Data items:
_ _ _ _ _ _ _
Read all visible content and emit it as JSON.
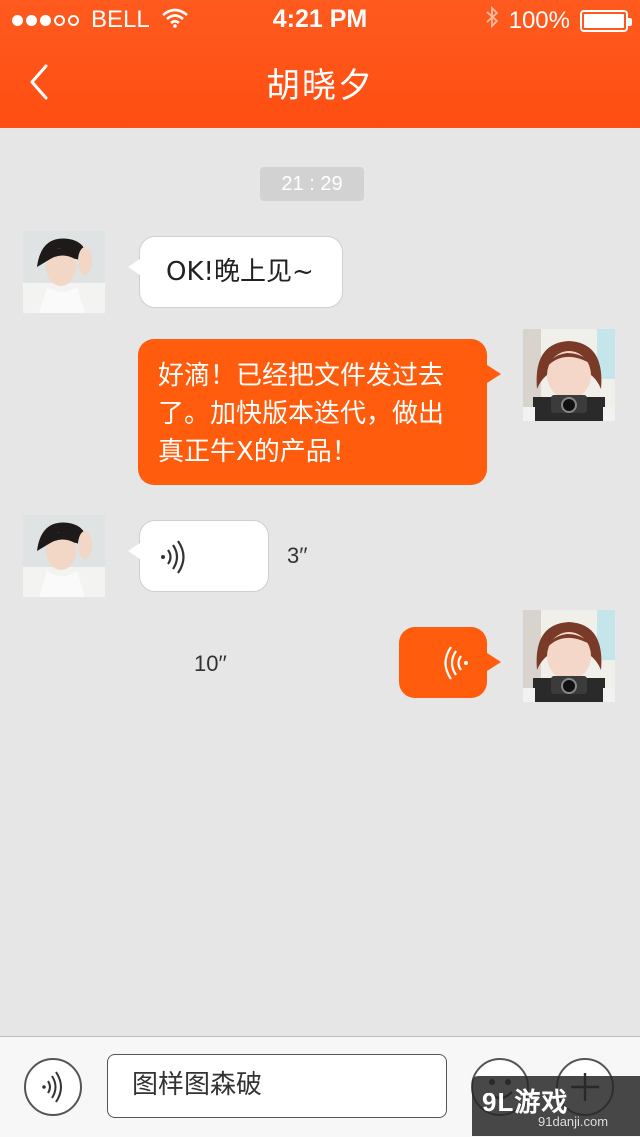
{
  "status_bar": {
    "carrier": "BELL",
    "time": "4:21 PM",
    "battery": "100%",
    "signal_bars": 3,
    "signal_total": 5
  },
  "header": {
    "title": "胡晓夕",
    "back_icon": "chevron-left-icon"
  },
  "chat": {
    "timestamp": "21 : 29",
    "messages": [
      {
        "from": "contact",
        "type": "text",
        "text": "OK!晚上见~"
      },
      {
        "from": "me",
        "type": "text",
        "lines": [
          "好滴！已经把文件发过去",
          "了。加快版本迭代，做出",
          "真正牛X的产品！"
        ]
      },
      {
        "from": "contact",
        "type": "voice",
        "duration": "3′′"
      },
      {
        "from": "me",
        "type": "voice",
        "duration": "10′′"
      }
    ]
  },
  "input_bar": {
    "text_value": "图样图森破",
    "voice_icon": "voice-wave-icon",
    "emoji_icon": "smiley-icon",
    "plus_icon": "plus-icon"
  },
  "watermark": {
    "logo": "9L游戏",
    "url": "91danji.com"
  },
  "colors": {
    "accent": "#ff5c0e",
    "header": "#ff5a1f",
    "background": "#e6e6e6"
  }
}
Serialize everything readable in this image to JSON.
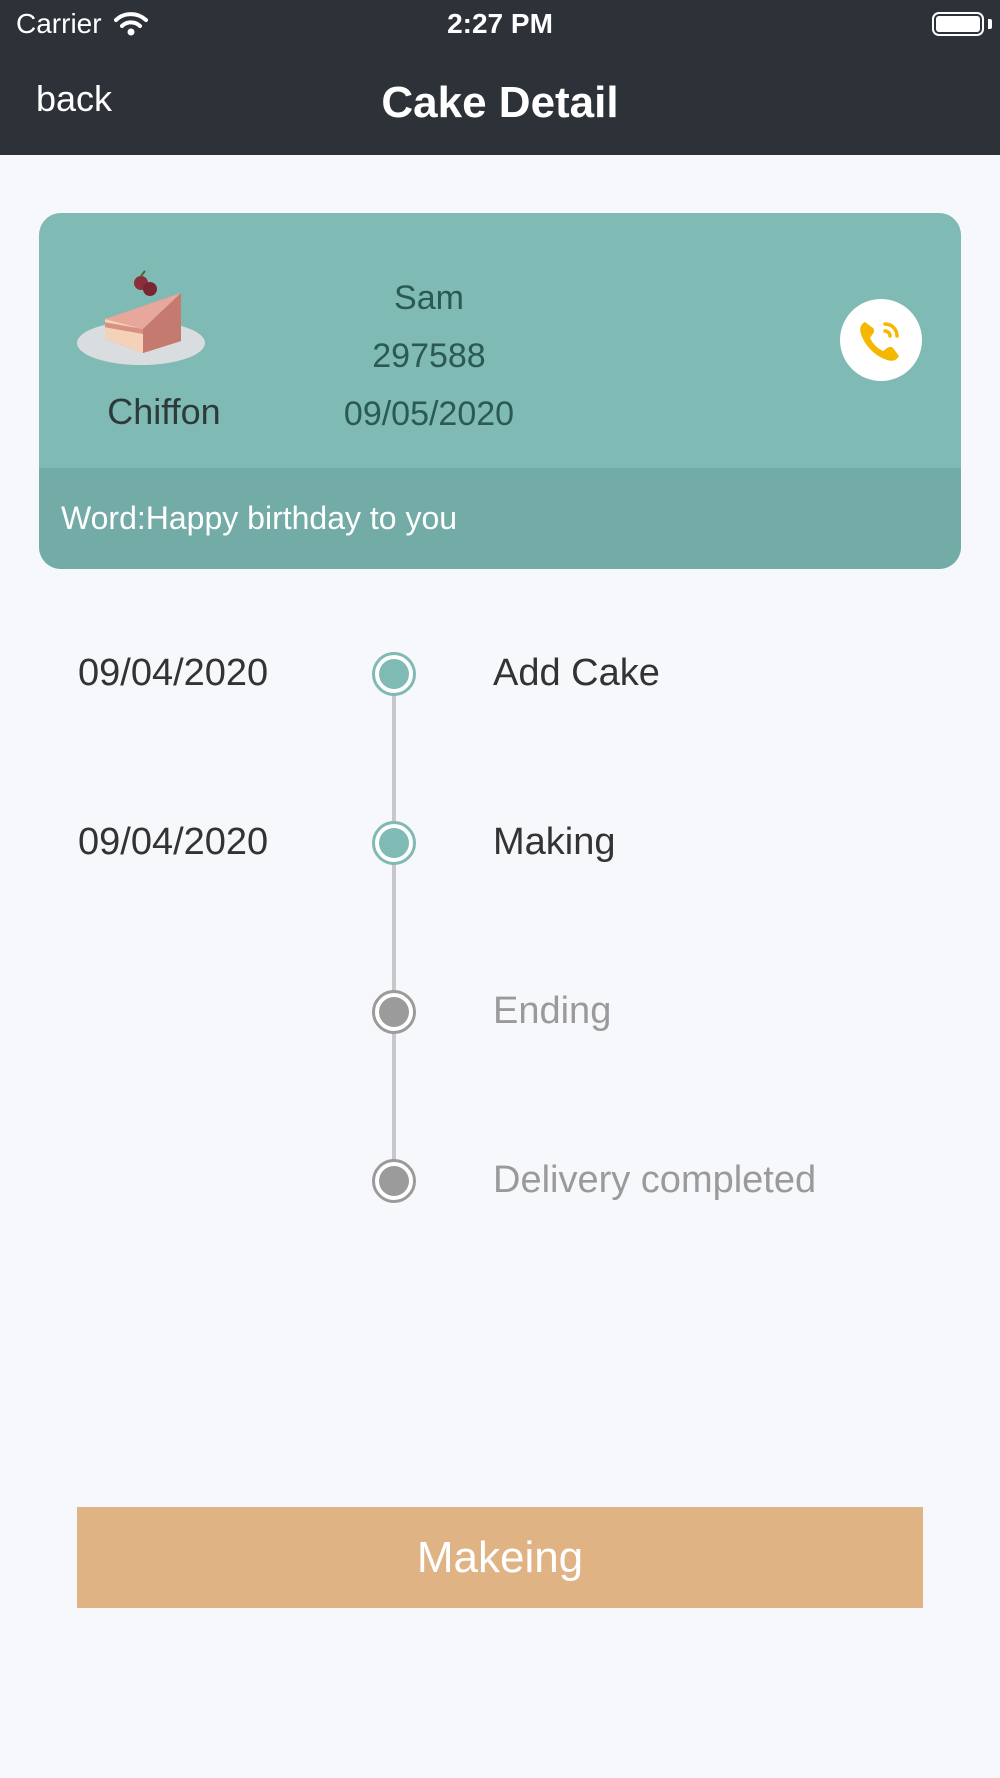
{
  "status_bar": {
    "carrier": "Carrier",
    "time": "2:27 PM"
  },
  "nav": {
    "back_label": "back",
    "title": "Cake Detail"
  },
  "order": {
    "cake_name": "Chiffon",
    "customer_name": "Sam",
    "order_number": "297588",
    "order_date": "09/05/2020",
    "word": "Word:Happy birthday to you"
  },
  "timeline": [
    {
      "date": "09/04/2020",
      "label": "Add Cake",
      "status": "done"
    },
    {
      "date": "09/04/2020",
      "label": "Making",
      "status": "done"
    },
    {
      "date": "",
      "label": "Ending",
      "status": "todo"
    },
    {
      "date": "",
      "label": "Delivery completed",
      "status": "todo"
    }
  ],
  "action_button_label": "Makeing",
  "colors": {
    "header_bg": "#2d3238",
    "card_bg": "#7fbab4",
    "word_bar_bg": "#73aca6",
    "done_accent": "#7fbab4",
    "todo_gray": "#9b9b9b",
    "button_bg": "#e0b385",
    "phone_icon": "#f5b800"
  },
  "icons": {
    "wifi": "wifi-icon",
    "battery": "battery-icon",
    "cake": "cake-slice-icon",
    "phone": "phone-icon"
  }
}
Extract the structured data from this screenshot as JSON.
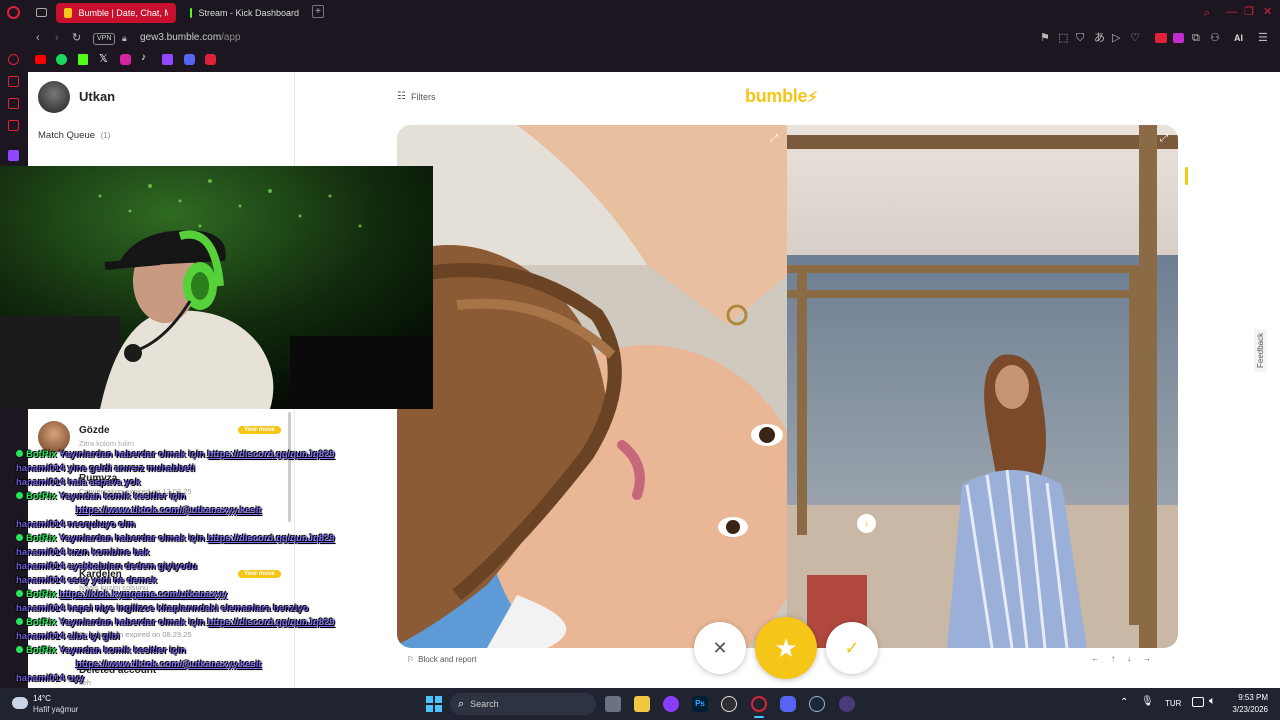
{
  "browser": {
    "tabs": [
      {
        "label": "Bumble | Date, Chat, Meet",
        "active": true,
        "favicon_color": "#f5c518"
      },
      {
        "label": "Stream - Kick Dashboard",
        "active": false,
        "favicon_color": "#53fc18"
      }
    ],
    "new_tab": "+",
    "vpn_badge": "VPN",
    "url_domain": "gew3.bumble.com",
    "url_path": "/app",
    "ai_label": "AI",
    "bookmark_icons": [
      "youtube-icon",
      "spotify-icon",
      "kick-icon",
      "x-icon",
      "instagram-icon",
      "tiktok-icon",
      "twitch-icon",
      "discord-icon",
      "app-icon"
    ]
  },
  "sidebar": {
    "user_name": "Utkan",
    "match_queue_label": "Match Queue",
    "match_queue_count": "(1)",
    "conversations": [
      {
        "name": "Gözde",
        "badge": "Your move",
        "preview": "Zitra kolom tulim"
      },
      {
        "name": "Rumyza",
        "badge": "",
        "preview": "Conversation expired on 12.03.25"
      },
      {
        "name": "Kardelen",
        "badge": "Your move",
        "preview": "Ivaals kuzim colsunu"
      },
      {
        "name": "",
        "badge": "",
        "preview": "Conversation expired on 08.29.25"
      },
      {
        "name": "Deleted account",
        "badge": "",
        "preview": "seh"
      }
    ]
  },
  "main": {
    "filters_label": "Filters",
    "logo_text": "bumble",
    "block_report_label": "Block and report",
    "keyboard_hints": [
      "←",
      "↑",
      "↓",
      "→"
    ],
    "feedback_label": "Feedback"
  },
  "chat": [
    {
      "user": "BotRix",
      "bot": true,
      "msg": "Yayınlardan haberdar olmak için",
      "link": "https://discord.gg/qunJq829"
    },
    {
      "user": "hanami014",
      "bot": false,
      "msg": "yine geldi anırsız muhabbeti",
      "link": ""
    },
    {
      "user": "hanami014",
      "bot": false,
      "msg": "hala aspava yok",
      "link": ""
    },
    {
      "user": "BotRix",
      "bot": true,
      "msg": "Yayından komik kesitler için",
      "link": ""
    },
    {
      "user": "",
      "bot": false,
      "msg": "",
      "link": "https://www.tiktok.com/@utkanaxyy.kesit"
    },
    {
      "user": "hanami014",
      "bot": false,
      "msg": "neoquluyo olm",
      "link": ""
    },
    {
      "user": "BotRix",
      "bot": true,
      "msg": "Yayınlardan haberdar olmak için",
      "link": "https://discord.gg/qunJq829"
    },
    {
      "user": "hanami014",
      "bot": false,
      "msg": "kızın kombine bak",
      "link": ""
    },
    {
      "user": "hanami014",
      "bot": false,
      "msg": "ayakkabıları dedem giyiyodu",
      "link": ""
    },
    {
      "user": "hanami014",
      "bot": false,
      "msg": "esey yani ne demek",
      "link": ""
    },
    {
      "user": "BotRix",
      "bot": true,
      "msg": "",
      "link": "https://kick.kymgame.com/utkanaxyy"
    },
    {
      "user": "hanami014",
      "bot": false,
      "msg": "hepsi niye ingilizce kitaplarındaki elemanlara benziyo",
      "link": ""
    },
    {
      "user": "BotRix",
      "bot": true,
      "msg": "Yayınlardan haberdar olmak için",
      "link": "https://discord.gg/qunJq829"
    },
    {
      "user": "hanami014",
      "bot": false,
      "msg": "alba iyi gibi",
      "link": ""
    },
    {
      "user": "BotRix",
      "bot": true,
      "msg": "Yayından komik kesitler için",
      "link": ""
    },
    {
      "user": "",
      "bot": false,
      "msg": "",
      "link": "https://www.tiktok.com/@utkanaxyy.kesit"
    },
    {
      "user": "hanami014",
      "bot": false,
      "msg": "oyy",
      "link": ""
    }
  ],
  "taskbar": {
    "weather_temp": "14°C",
    "weather_desc": "Hafif yağmur",
    "search_placeholder": "Search",
    "lang": "TUR",
    "time": "9:53 PM",
    "date": "3/23/2026"
  }
}
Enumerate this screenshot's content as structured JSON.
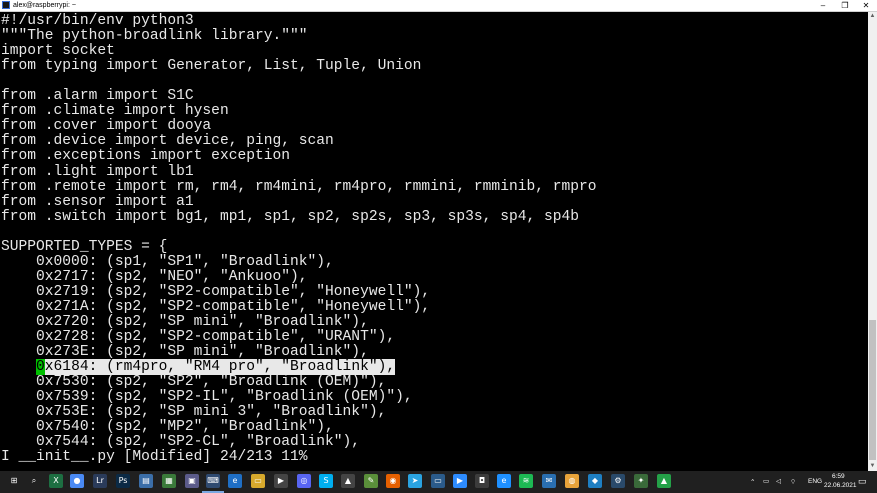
{
  "window": {
    "title": "alex@raspberrypi: ~",
    "controls": {
      "minimize": "–",
      "maximize": "❐",
      "close": "✕"
    }
  },
  "terminal": {
    "lines": [
      "#!/usr/bin/env python3",
      "\"\"\"The python-broadlink library.\"\"\"",
      "import socket",
      "from typing import Generator, List, Tuple, Union",
      "",
      "from .alarm import S1C",
      "from .climate import hysen",
      "from .cover import dooya",
      "from .device import device, ping, scan",
      "from .exceptions import exception",
      "from .light import lb1",
      "from .remote import rm, rm4, rm4mini, rm4pro, rmmini, rmminib, rmpro",
      "from .sensor import a1",
      "from .switch import bg1, mp1, sp1, sp2, sp2s, sp3, sp3s, sp4, sp4b",
      "",
      "SUPPORTED_TYPES = {",
      "    0x0000: (sp1, \"SP1\", \"Broadlink\"),",
      "    0x2717: (sp2, \"NEO\", \"Ankuoo\"),",
      "    0x2719: (sp2, \"SP2-compatible\", \"Honeywell\"),",
      "    0x271A: (sp2, \"SP2-compatible\", \"Honeywell\"),",
      "    0x2720: (sp2, \"SP mini\", \"Broadlink\"),",
      "    0x2728: (sp2, \"SP2-compatible\", \"URANT\"),",
      "    0x273E: (sp2, \"SP mini\", \"Broadlink\"),",
      "",
      "    0x7530: (sp2, \"SP2\", \"Broadlink (OEM)\"),",
      "    0x7539: (sp2, \"SP2-IL\", \"Broadlink (OEM)\"),",
      "    0x753E: (sp2, \"SP mini 3\", \"Broadlink\"),",
      "    0x7540: (sp2, \"MP2\", \"Broadlink\"),",
      "    0x7544: (sp2, \"SP2-CL\", \"Broadlink\"),"
    ],
    "selected_line": {
      "indent": "    ",
      "cursor_char": "0",
      "rest": "x6184: (rm4pro, \"RM4 pro\", \"Broadlink\"),"
    },
    "status_line": "I __init__.py [Modified] 24/213 11%"
  },
  "taskbar": {
    "icons": [
      {
        "name": "windows-start-icon",
        "glyph": "⊞",
        "color": "#202020"
      },
      {
        "name": "search-icon",
        "glyph": "⌕",
        "color": "#202020"
      },
      {
        "name": "excel-icon",
        "glyph": "X",
        "color": "#1d6f42"
      },
      {
        "name": "chrome-icon",
        "glyph": "●",
        "color": "#4a8af4"
      },
      {
        "name": "lightroom-icon",
        "glyph": "Lr",
        "color": "#2a3b5a"
      },
      {
        "name": "photoshop-icon",
        "glyph": "Ps",
        "color": "#0b2a45"
      },
      {
        "name": "file-icon",
        "glyph": "▤",
        "color": "#3b6ea8"
      },
      {
        "name": "calc-icon",
        "glyph": "▦",
        "color": "#3a7a3a"
      },
      {
        "name": "tile-icon",
        "glyph": "▣",
        "color": "#5b5b8a"
      },
      {
        "name": "putty-icon",
        "glyph": "⌨",
        "color": "#2f4a70"
      },
      {
        "name": "edge-icon",
        "glyph": "e",
        "color": "#1f6fc5"
      },
      {
        "name": "folder-icon",
        "glyph": "▭",
        "color": "#d7a92c"
      },
      {
        "name": "media-icon",
        "glyph": "▶",
        "color": "#444"
      },
      {
        "name": "discord-icon",
        "glyph": "◎",
        "color": "#5865f2"
      },
      {
        "name": "skype-icon",
        "glyph": "S",
        "color": "#00aff0"
      },
      {
        "name": "terminal-icon",
        "glyph": "▲",
        "color": "#444"
      },
      {
        "name": "notepad-icon",
        "glyph": "✎",
        "color": "#5a8f3a"
      },
      {
        "name": "firefox-icon",
        "glyph": "◉",
        "color": "#e66000"
      },
      {
        "name": "telegram-icon",
        "glyph": "➤",
        "color": "#2aa3e0"
      },
      {
        "name": "monitor-icon",
        "glyph": "▭",
        "color": "#2b5b8a"
      },
      {
        "name": "zoom-icon",
        "glyph": "▶",
        "color": "#2d8cff"
      },
      {
        "name": "camera-icon",
        "glyph": "◘",
        "color": "#3c3c3c"
      },
      {
        "name": "ie-icon",
        "glyph": "e",
        "color": "#1e90ff"
      },
      {
        "name": "spotify-icon",
        "glyph": "≋",
        "color": "#1db954"
      },
      {
        "name": "mail-icon",
        "glyph": "✉",
        "color": "#2a6fb0"
      },
      {
        "name": "browser-icon",
        "glyph": "◍",
        "color": "#e8a33a"
      },
      {
        "name": "vscode-icon",
        "glyph": "◆",
        "color": "#1e7fc2"
      },
      {
        "name": "wifi-app-icon",
        "glyph": "⚙",
        "color": "#2a4a6a"
      },
      {
        "name": "settings-icon",
        "glyph": "✦",
        "color": "#3a6a3a"
      },
      {
        "name": "green-app-icon",
        "glyph": "▲",
        "color": "#24a148"
      }
    ],
    "tray": {
      "language": "ENG",
      "time": "6:59",
      "date": "22.06.2021",
      "notifications_glyph": "▭"
    }
  }
}
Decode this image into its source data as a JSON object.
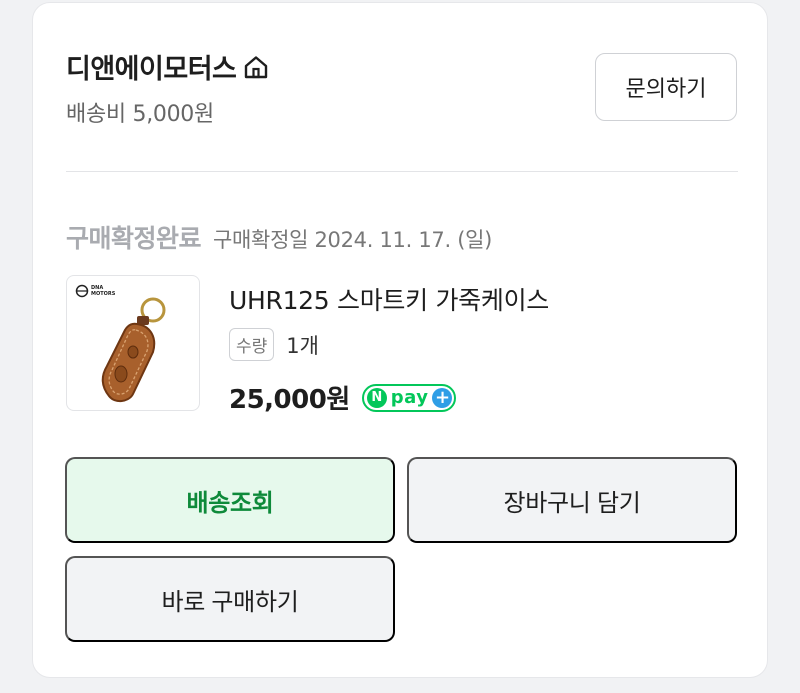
_ _ _ _ _ _ _
▶ _What the task requires_:
Pick out every line of the listing containing the word "this", and show those lines.

▶ _Reply_:
Serialize everything readable in this image to JSON.
Extract the structured data from this screenshot as JSON.
Enumerate this screenshot's content as structured JSON.
Decode this image into its source data as a JSON object.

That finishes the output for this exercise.